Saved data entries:
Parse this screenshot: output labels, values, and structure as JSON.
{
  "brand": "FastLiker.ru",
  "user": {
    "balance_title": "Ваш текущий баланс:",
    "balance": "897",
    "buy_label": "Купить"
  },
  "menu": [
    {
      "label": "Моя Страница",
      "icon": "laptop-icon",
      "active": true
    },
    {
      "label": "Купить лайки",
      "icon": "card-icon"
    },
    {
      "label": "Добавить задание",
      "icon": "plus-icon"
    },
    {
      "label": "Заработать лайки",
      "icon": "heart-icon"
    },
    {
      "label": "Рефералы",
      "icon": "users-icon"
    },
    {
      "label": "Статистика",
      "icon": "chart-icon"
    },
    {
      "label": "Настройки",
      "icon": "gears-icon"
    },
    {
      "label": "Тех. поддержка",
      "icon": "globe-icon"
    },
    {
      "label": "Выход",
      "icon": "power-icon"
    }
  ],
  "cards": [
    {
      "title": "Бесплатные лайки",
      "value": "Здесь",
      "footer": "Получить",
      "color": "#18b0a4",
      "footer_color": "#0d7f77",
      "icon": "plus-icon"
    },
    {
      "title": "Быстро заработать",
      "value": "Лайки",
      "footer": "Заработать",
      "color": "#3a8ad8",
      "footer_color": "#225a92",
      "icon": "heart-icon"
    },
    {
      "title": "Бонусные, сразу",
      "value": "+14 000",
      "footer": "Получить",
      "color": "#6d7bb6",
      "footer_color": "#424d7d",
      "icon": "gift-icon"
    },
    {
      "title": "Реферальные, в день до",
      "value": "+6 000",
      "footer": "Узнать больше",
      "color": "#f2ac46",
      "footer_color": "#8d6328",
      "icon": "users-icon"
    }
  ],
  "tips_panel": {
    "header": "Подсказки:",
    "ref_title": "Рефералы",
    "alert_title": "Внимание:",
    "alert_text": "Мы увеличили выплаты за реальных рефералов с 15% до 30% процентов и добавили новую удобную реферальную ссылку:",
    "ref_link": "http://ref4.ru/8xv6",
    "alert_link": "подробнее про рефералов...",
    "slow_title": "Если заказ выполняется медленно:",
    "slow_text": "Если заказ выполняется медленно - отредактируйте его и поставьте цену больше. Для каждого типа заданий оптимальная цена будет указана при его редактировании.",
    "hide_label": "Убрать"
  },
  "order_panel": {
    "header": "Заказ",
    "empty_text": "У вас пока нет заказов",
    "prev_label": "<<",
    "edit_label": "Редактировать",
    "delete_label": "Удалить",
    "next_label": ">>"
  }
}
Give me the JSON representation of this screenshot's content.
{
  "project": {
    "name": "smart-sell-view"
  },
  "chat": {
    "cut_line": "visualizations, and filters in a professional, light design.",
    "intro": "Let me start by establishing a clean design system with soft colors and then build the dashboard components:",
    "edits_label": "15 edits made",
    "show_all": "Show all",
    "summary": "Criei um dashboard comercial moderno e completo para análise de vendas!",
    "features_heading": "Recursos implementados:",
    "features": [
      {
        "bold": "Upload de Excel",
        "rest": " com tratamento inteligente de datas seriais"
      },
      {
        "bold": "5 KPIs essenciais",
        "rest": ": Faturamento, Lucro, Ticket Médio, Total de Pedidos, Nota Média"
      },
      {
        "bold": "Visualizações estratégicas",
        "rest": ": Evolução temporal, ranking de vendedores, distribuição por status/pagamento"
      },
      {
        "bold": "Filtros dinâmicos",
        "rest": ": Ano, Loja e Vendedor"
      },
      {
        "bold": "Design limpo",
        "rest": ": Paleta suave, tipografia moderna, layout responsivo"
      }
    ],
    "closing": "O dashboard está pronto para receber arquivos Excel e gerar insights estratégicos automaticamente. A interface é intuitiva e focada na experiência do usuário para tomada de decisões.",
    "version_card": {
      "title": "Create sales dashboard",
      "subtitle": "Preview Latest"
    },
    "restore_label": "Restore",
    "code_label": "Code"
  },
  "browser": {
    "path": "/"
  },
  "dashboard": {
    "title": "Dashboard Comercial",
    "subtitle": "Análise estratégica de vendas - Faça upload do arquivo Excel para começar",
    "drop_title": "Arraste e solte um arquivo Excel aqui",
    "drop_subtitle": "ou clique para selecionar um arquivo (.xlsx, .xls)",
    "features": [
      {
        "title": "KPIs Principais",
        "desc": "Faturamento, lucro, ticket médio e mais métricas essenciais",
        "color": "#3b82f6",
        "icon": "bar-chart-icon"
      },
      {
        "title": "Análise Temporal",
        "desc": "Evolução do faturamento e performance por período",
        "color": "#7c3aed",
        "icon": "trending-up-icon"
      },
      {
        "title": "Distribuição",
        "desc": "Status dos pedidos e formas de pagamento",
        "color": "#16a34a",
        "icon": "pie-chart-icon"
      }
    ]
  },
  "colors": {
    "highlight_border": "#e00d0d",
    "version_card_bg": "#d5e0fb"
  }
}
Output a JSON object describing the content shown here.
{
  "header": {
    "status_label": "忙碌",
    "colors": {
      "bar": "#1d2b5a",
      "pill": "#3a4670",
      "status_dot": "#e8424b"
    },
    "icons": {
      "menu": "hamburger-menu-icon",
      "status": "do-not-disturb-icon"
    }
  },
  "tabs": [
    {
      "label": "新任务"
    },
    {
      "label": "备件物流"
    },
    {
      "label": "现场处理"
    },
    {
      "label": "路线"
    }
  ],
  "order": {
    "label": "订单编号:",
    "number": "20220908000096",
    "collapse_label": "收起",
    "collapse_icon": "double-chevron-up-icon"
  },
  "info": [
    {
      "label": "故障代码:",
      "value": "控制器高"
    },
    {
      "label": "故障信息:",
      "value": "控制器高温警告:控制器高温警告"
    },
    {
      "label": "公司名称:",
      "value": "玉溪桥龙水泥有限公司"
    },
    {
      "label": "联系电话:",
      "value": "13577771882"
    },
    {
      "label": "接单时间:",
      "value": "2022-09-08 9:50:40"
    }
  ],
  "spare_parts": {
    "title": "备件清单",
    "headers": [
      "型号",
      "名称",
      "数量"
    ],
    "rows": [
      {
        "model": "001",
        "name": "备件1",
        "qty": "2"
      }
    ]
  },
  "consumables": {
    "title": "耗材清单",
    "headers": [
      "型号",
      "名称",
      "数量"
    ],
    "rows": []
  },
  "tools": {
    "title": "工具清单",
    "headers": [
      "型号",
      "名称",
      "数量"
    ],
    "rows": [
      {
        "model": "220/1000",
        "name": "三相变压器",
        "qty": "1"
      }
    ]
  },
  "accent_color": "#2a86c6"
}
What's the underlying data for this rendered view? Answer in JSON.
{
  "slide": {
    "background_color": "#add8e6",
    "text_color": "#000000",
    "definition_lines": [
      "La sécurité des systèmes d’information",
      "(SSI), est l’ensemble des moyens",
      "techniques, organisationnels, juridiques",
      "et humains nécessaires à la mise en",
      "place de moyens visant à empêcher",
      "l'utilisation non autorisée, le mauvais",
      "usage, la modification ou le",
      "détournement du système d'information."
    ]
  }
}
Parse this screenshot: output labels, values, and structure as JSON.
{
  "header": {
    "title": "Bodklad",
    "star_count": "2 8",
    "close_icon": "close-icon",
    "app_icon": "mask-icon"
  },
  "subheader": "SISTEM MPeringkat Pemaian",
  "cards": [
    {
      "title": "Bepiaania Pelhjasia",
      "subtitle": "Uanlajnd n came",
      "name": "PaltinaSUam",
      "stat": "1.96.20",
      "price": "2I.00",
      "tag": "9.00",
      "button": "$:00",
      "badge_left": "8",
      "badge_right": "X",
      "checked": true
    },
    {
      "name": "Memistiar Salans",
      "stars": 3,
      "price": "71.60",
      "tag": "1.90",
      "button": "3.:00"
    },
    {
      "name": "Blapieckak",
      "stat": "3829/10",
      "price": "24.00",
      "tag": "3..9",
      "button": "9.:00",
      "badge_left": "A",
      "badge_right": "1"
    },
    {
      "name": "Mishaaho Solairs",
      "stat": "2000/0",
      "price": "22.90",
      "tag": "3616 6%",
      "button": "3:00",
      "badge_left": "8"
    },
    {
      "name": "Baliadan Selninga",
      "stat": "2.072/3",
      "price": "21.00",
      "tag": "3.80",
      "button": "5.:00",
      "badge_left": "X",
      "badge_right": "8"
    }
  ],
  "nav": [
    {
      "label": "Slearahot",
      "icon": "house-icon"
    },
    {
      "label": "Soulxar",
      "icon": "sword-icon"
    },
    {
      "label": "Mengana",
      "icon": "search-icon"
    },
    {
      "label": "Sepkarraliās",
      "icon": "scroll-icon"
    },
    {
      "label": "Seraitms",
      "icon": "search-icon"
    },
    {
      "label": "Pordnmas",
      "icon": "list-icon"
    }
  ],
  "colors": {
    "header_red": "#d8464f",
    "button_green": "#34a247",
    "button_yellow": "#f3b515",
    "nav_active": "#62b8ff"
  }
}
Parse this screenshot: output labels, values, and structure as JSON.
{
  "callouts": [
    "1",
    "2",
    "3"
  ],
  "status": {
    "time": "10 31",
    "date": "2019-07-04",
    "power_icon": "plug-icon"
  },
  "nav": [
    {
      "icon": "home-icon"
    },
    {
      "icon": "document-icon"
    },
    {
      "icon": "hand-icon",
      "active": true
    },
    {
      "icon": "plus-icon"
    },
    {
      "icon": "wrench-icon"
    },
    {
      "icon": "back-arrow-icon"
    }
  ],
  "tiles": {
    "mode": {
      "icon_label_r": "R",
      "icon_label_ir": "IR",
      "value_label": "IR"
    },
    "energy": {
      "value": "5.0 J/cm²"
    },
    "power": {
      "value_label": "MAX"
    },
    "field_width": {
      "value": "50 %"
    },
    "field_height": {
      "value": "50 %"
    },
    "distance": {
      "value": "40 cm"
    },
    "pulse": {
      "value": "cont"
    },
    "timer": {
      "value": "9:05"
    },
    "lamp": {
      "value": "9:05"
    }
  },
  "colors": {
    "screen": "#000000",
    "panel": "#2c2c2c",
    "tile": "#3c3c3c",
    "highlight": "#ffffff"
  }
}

▶ **GIVEN PROBLEM**
Check each line of the records above for the string "выполняется", and report every line that has it.

▶ **RESPONSE BELOW**
    "slow_title": "Если заказ выполняется медленно:",
    "slow_text": "Если заказ выполняется медленно - отредактируйте его и поставьте цену больше. Для каждого типа заданий оптимальная цена будет указана при его редактировании.",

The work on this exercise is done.